____ Source material

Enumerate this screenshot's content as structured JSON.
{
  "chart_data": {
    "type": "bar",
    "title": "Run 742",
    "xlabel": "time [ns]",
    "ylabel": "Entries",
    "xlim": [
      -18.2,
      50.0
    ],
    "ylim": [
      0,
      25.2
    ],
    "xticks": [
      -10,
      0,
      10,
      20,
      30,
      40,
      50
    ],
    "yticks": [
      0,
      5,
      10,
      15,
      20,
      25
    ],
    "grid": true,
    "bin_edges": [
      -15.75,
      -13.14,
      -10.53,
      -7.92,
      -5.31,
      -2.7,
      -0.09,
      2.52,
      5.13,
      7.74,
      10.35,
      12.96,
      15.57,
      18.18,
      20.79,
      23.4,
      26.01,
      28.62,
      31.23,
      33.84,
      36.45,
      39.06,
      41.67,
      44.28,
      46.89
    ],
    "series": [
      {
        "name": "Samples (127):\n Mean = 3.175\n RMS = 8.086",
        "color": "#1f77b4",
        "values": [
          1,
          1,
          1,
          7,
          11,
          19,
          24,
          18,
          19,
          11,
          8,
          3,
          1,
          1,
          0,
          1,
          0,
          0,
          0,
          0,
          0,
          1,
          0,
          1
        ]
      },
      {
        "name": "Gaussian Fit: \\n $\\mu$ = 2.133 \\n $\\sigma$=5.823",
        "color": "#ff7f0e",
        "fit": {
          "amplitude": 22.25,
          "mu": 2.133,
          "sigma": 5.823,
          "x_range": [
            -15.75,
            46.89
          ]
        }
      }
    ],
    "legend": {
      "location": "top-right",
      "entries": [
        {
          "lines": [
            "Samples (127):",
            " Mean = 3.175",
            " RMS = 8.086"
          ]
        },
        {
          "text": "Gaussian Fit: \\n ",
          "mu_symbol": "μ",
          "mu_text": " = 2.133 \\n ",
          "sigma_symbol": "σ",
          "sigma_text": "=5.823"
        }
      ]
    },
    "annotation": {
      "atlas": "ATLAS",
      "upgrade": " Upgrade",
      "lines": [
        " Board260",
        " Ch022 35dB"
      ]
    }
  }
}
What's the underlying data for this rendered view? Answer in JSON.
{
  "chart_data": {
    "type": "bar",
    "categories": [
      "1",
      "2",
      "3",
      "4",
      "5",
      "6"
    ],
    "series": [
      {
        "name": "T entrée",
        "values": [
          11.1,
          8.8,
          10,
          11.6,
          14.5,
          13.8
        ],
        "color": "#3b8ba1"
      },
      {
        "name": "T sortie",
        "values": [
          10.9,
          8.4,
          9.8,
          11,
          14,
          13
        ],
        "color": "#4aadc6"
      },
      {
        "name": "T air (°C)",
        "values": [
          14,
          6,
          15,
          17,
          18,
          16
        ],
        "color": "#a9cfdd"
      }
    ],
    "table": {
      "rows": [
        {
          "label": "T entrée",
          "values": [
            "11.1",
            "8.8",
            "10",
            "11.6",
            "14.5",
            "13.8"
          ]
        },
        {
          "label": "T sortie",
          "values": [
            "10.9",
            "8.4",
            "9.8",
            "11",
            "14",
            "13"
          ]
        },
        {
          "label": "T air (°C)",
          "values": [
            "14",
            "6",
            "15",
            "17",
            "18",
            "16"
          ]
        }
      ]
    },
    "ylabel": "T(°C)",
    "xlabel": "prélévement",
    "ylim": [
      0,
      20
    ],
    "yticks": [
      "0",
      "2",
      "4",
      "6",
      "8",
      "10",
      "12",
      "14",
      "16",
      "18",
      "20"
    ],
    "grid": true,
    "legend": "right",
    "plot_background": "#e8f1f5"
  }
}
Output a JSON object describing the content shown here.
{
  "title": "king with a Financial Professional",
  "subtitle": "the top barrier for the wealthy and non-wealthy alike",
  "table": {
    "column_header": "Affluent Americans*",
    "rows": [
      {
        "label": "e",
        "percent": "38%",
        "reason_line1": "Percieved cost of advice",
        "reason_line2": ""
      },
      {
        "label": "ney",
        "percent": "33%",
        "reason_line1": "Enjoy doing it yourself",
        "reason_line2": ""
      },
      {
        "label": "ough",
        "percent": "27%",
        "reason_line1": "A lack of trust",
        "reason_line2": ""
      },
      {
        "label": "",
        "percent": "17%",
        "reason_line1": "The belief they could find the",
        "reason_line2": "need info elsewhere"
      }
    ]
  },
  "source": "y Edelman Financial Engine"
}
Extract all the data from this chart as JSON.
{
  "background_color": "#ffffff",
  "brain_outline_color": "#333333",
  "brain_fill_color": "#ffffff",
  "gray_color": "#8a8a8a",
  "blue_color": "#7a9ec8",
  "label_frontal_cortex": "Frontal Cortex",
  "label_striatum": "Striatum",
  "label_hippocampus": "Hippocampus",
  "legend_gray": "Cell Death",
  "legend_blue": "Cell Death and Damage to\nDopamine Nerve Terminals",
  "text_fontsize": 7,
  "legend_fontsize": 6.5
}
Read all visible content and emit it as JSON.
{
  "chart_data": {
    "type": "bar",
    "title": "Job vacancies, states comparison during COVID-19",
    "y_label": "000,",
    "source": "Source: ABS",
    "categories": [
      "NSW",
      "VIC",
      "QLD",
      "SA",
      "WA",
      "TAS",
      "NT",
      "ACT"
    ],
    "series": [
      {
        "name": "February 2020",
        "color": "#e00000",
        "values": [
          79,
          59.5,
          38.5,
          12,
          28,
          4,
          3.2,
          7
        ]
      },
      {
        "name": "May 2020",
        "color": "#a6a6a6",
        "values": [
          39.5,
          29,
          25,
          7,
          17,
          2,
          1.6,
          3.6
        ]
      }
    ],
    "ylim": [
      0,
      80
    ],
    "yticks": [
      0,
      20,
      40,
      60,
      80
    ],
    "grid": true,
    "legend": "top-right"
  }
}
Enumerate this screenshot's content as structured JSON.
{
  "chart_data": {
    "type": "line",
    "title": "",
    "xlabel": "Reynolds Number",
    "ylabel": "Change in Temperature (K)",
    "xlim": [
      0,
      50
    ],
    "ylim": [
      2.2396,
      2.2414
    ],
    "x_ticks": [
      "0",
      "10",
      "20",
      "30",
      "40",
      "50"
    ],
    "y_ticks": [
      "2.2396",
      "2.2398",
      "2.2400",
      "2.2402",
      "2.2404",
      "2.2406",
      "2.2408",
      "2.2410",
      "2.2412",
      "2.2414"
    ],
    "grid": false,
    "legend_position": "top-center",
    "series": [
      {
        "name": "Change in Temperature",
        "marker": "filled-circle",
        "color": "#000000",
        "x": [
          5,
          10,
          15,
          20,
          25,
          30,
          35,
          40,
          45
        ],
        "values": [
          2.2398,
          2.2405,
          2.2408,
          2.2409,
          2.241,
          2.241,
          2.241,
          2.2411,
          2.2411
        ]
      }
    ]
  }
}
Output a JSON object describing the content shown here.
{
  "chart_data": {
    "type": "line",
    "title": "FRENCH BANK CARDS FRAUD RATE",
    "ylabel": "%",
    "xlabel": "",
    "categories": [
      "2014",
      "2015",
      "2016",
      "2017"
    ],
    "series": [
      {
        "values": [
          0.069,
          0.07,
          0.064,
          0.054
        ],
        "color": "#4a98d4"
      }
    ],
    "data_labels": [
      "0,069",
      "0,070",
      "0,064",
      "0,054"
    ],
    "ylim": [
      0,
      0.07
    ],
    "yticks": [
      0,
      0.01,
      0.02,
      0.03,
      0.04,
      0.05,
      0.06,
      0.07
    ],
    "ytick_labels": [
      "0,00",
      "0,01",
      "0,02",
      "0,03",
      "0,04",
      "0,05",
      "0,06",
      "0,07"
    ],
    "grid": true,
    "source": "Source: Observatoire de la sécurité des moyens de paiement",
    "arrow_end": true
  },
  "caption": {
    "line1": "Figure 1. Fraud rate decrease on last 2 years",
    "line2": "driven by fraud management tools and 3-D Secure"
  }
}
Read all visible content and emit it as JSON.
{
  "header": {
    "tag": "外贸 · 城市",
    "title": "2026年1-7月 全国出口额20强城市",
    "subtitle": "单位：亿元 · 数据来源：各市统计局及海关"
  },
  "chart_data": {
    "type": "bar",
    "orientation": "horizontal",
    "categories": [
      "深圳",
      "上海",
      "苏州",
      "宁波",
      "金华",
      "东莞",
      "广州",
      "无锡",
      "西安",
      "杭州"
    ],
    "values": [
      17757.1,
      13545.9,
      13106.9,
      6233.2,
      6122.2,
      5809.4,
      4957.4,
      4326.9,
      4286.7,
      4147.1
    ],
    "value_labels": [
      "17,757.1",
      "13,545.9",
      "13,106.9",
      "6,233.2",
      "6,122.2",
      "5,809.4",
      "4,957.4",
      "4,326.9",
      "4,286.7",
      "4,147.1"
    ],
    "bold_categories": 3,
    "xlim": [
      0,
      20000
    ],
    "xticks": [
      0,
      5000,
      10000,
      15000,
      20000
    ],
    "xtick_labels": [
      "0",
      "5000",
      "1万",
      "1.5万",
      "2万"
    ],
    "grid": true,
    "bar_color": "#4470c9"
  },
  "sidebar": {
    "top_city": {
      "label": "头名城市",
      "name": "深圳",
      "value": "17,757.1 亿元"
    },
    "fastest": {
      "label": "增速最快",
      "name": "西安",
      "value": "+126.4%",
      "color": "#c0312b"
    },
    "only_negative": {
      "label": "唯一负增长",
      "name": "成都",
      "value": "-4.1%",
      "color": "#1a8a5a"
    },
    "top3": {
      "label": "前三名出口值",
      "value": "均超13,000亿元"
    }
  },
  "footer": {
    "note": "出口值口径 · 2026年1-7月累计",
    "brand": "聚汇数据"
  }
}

________

**The exercise**: Return every line from the records above that holds the word "name".

**Result of this exercise**:
        "name": "Samples (127):\n Mean = 3.175\n RMS = 8.086",
        "name": "Gaussian Fit: \\n $\\mu$ = 2.133 \\n $\\sigma$=5.823",
        "name": "T entrée",
        "name": "T sortie",
        "name": "T air (°C)",
        "name": "February 2020",
        "name": "May 2020",
        "name": "Change in Temperature",
      "name": "深圳",
      "name": "西安",
      "name": "成都",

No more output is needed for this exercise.